Written task ▸
Here are some records; return them all exactly.

_ _ _ _

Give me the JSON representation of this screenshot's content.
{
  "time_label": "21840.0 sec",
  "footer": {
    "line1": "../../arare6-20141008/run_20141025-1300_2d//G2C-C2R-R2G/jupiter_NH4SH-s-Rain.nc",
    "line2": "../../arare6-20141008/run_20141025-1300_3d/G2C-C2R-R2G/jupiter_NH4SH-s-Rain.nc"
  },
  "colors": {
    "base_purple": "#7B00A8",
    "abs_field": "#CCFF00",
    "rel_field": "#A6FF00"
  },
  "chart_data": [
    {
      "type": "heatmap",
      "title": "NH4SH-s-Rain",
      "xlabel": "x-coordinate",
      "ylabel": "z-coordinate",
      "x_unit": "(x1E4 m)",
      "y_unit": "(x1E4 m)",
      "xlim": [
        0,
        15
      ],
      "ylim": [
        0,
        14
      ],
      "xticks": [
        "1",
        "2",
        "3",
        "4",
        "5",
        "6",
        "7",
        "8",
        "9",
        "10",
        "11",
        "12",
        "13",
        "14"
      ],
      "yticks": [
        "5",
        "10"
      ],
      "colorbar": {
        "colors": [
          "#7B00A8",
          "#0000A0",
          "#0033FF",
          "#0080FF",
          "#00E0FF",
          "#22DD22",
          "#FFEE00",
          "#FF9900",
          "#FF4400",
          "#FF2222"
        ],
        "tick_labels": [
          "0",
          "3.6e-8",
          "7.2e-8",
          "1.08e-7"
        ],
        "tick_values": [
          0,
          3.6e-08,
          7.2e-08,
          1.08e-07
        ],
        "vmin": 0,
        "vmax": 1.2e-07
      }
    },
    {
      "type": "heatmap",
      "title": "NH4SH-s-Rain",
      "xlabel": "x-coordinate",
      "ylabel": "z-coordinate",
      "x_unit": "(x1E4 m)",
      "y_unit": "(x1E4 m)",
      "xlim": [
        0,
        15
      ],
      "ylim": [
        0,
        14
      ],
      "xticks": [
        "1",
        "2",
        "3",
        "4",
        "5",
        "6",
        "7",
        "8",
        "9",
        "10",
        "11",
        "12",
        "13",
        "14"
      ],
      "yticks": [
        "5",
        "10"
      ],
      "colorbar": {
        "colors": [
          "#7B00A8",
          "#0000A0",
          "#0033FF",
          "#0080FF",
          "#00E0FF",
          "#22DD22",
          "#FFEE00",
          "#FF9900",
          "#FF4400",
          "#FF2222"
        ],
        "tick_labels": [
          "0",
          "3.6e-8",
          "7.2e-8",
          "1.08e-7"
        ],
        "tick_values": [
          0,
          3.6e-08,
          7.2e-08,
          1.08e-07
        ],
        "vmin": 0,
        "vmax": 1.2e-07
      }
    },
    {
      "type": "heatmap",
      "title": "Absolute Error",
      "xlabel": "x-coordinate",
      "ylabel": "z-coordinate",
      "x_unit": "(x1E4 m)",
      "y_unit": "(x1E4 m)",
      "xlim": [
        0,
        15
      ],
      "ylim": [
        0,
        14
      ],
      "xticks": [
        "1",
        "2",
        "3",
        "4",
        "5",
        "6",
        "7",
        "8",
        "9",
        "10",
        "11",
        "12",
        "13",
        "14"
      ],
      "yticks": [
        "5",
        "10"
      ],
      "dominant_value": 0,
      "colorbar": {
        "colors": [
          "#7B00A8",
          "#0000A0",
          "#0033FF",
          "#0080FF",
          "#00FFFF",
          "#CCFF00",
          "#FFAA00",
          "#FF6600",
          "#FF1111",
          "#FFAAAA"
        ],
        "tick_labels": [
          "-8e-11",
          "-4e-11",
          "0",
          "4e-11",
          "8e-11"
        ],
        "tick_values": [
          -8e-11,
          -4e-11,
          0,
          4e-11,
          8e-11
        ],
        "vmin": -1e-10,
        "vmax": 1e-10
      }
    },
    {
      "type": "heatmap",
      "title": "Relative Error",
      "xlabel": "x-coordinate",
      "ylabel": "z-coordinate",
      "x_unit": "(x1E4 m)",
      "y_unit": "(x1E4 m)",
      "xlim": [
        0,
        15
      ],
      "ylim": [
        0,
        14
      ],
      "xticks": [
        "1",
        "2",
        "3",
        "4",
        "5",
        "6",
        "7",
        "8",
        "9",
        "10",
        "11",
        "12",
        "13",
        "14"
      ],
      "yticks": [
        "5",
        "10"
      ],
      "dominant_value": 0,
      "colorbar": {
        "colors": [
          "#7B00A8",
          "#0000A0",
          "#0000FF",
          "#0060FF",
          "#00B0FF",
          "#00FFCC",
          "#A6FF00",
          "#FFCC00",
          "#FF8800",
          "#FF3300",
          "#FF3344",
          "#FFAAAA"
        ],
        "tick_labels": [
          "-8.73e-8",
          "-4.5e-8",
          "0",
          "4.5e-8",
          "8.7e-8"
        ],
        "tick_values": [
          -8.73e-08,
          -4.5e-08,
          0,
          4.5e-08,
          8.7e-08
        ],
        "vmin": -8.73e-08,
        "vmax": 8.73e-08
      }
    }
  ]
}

_ _ _ _

Result of this task ▸
Give me the JSON representation of this screenshot's content.
{
  "time_label": "21840.0 sec",
  "footer": {
    "line1": "../../arare6-20141008/run_20141025-1300_2d//G2C-C2R-R2G/jupiter_NH4SH-s-Rain.nc",
    "line2": "../../arare6-20141008/run_20141025-1300_3d/G2C-C2R-R2G/jupiter_NH4SH-s-Rain.nc"
  },
  "colors": {
    "base_purple": "#7B00A8",
    "abs_field": "#CCFF00",
    "rel_field": "#A6FF00"
  },
  "chart_data": [
    {
      "type": "heatmap",
      "title": "NH4SH-s-Rain",
      "xlabel": "x-coordinate",
      "ylabel": "z-coordinate",
      "x_unit": "(x1E4 m)",
      "y_unit": "(x1E4 m)",
      "xlim": [
        0,
        15
      ],
      "ylim": [
        0,
        14
      ],
      "xticks": [
        "1",
        "2",
        "3",
        "4",
        "5",
        "6",
        "7",
        "8",
        "9",
        "10",
        "11",
        "12",
        "13",
        "14"
      ],
      "yticks": [
        "5",
        "10"
      ],
      "colorbar": {
        "colors": [
          "#7B00A8",
          "#0000A0",
          "#0033FF",
          "#0080FF",
          "#00E0FF",
          "#22DD22",
          "#FFEE00",
          "#FF9900",
          "#FF4400",
          "#FF2222"
        ],
        "tick_labels": [
          "0",
          "3.6e-8",
          "7.2e-8",
          "1.08e-7"
        ],
        "tick_values": [
          0,
          3.6e-08,
          7.2e-08,
          1.08e-07
        ],
        "vmin": 0,
        "vmax": 1.2e-07
      }
    },
    {
      "type": "heatmap",
      "title": "NH4SH-s-Rain",
      "xlabel": "x-coordinate",
      "ylabel": "z-coordinate",
      "x_unit": "(x1E4 m)",
      "y_unit": "(x1E4 m)",
      "xlim": [
        0,
        15
      ],
      "ylim": [
        0,
        14
      ],
      "xticks": [
        "1",
        "2",
        "3",
        "4",
        "5",
        "6",
        "7",
        "8",
        "9",
        "10",
        "11",
        "12",
        "13",
        "14"
      ],
      "yticks": [
        "5",
        "10"
      ],
      "colorbar": {
        "colors": [
          "#7B00A8",
          "#0000A0",
          "#0033FF",
          "#0080FF",
          "#00E0FF",
          "#22DD22",
          "#FFEE00",
          "#FF9900",
          "#FF4400",
          "#FF2222"
        ],
        "tick_labels": [
          "0",
          "3.6e-8",
          "7.2e-8",
          "1.08e-7"
        ],
        "tick_values": [
          0,
          3.6e-08,
          7.2e-08,
          1.08e-07
        ],
        "vmin": 0,
        "vmax": 1.2e-07
      }
    },
    {
      "type": "heatmap",
      "title": "Absolute Error",
      "xlabel": "x-coordinate",
      "ylabel": "z-coordinate",
      "x_unit": "(x1E4 m)",
      "y_unit": "(x1E4 m)",
      "xlim": [
        0,
        15
      ],
      "ylim": [
        0,
        14
      ],
      "xticks": [
        "1",
        "2",
        "3",
        "4",
        "5",
        "6",
        "7",
        "8",
        "9",
        "10",
        "11",
        "12",
        "13",
        "14"
      ],
      "yticks": [
        "5",
        "10"
      ],
      "dominant_value": 0,
      "colorbar": {
        "colors": [
          "#7B00A8",
          "#0000A0",
          "#0033FF",
          "#0080FF",
          "#00FFFF",
          "#CCFF00",
          "#FFAA00",
          "#FF6600",
          "#FF1111",
          "#FFAAAA"
        ],
        "tick_labels": [
          "-8e-11",
          "-4e-11",
          "0",
          "4e-11",
          "8e-11"
        ],
        "tick_values": [
          -8e-11,
          -4e-11,
          0,
          4e-11,
          8e-11
        ],
        "vmin": -1e-10,
        "vmax": 1e-10
      }
    },
    {
      "type": "heatmap",
      "title": "Relative Error",
      "xlabel": "x-coordinate",
      "ylabel": "z-coordinate",
      "x_unit": "(x1E4 m)",
      "y_unit": "(x1E4 m)",
      "xlim": [
        0,
        15
      ],
      "ylim": [
        0,
        14
      ],
      "xticks": [
        "1",
        "2",
        "3",
        "4",
        "5",
        "6",
        "7",
        "8",
        "9",
        "10",
        "11",
        "12",
        "13",
        "14"
      ],
      "yticks": [
        "5",
        "10"
      ],
      "dominant_value": 0,
      "colorbar": {
        "colors": [
          "#7B00A8",
          "#0000A0",
          "#0000FF",
          "#0060FF",
          "#00B0FF",
          "#00FFCC",
          "#A6FF00",
          "#FFCC00",
          "#FF8800",
          "#FF3300",
          "#FF3344",
          "#FFAAAA"
        ],
        "tick_labels": [
          "-8.73e-8",
          "-4.5e-8",
          "0",
          "4.5e-8",
          "8.7e-8"
        ],
        "tick_values": [
          -8.73e-08,
          -4.5e-08,
          0,
          4.5e-08,
          8.7e-08
        ],
        "vmin": -8.73e-08,
        "vmax": 8.73e-08
      }
    }
  ]
}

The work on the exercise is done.